Extracted records:

+ + + + +

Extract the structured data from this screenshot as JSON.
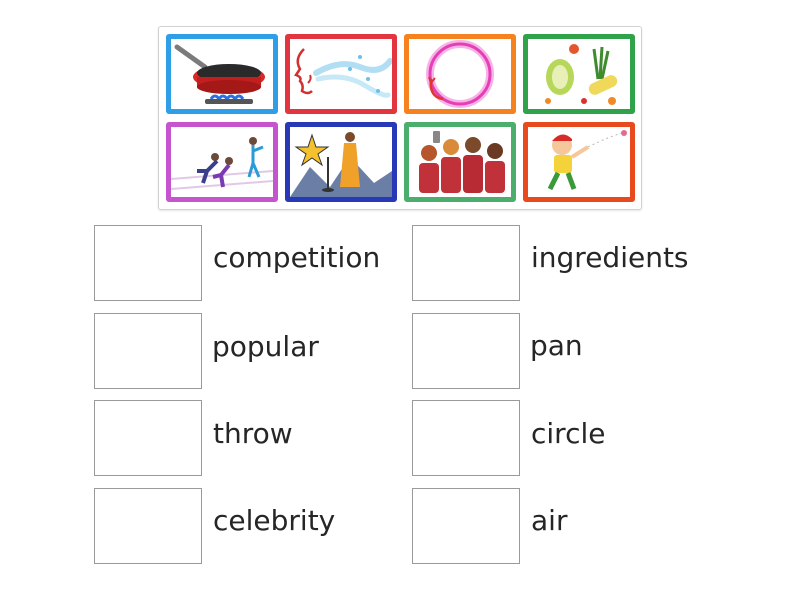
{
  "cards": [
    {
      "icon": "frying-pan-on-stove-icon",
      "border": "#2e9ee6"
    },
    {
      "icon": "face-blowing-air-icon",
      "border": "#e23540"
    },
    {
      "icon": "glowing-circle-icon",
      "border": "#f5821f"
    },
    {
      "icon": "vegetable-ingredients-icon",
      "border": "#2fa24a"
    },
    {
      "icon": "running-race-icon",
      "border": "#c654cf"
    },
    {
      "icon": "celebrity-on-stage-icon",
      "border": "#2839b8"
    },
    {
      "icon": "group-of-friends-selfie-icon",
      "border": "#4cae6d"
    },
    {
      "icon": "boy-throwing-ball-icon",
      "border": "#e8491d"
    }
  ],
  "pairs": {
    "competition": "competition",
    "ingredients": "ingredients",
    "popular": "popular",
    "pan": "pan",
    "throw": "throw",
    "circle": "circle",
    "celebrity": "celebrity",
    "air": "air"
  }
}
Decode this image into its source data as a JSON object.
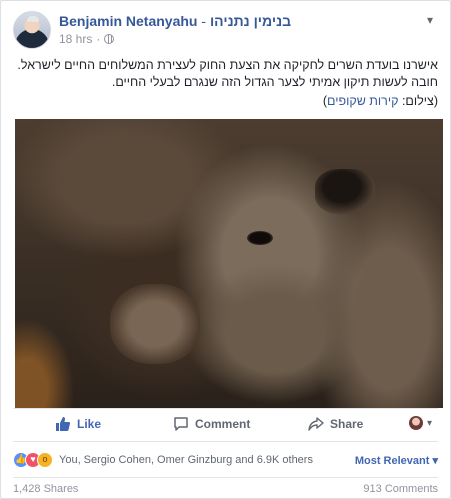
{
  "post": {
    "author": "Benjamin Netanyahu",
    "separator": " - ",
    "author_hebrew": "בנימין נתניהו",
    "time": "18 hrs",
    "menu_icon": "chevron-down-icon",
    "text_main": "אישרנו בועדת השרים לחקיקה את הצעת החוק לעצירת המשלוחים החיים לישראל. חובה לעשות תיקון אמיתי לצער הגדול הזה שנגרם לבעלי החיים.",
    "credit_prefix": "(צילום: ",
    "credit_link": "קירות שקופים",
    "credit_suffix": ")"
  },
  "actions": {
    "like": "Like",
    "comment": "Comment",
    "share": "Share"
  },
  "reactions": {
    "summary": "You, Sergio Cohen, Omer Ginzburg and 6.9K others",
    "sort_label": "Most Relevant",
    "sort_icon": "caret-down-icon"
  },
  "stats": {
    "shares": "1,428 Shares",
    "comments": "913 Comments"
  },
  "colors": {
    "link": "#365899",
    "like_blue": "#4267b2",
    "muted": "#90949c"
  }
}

+ + + + +

Task statement:
Using the records above, copy exactly and only the lines from the line with "Decode this image" through the end, both included; leave every picture out.

Solution below:
Decode this image into its source data as a JSON object.
{
  "post": {
    "author": "Benjamin Netanyahu",
    "separator": " - ",
    "author_hebrew": "בנימין נתניהו",
    "time": "18 hrs",
    "menu_icon": "chevron-down-icon",
    "text_main": "אישרנו בועדת השרים לחקיקה את הצעת החוק לעצירת המשלוחים החיים לישראל. חובה לעשות תיקון אמיתי לצער הגדול הזה שנגרם לבעלי החיים.",
    "credit_prefix": "(צילום: ",
    "credit_link": "קירות שקופים",
    "credit_suffix": ")"
  },
  "actions": {
    "like": "Like",
    "comment": "Comment",
    "share": "Share"
  },
  "reactions": {
    "summary": "You, Sergio Cohen, Omer Ginzburg and 6.9K others",
    "sort_label": "Most Relevant",
    "sort_icon": "caret-down-icon"
  },
  "stats": {
    "shares": "1,428 Shares",
    "comments": "913 Comments"
  },
  "colors": {
    "link": "#365899",
    "like_blue": "#4267b2",
    "muted": "#90949c"
  }
}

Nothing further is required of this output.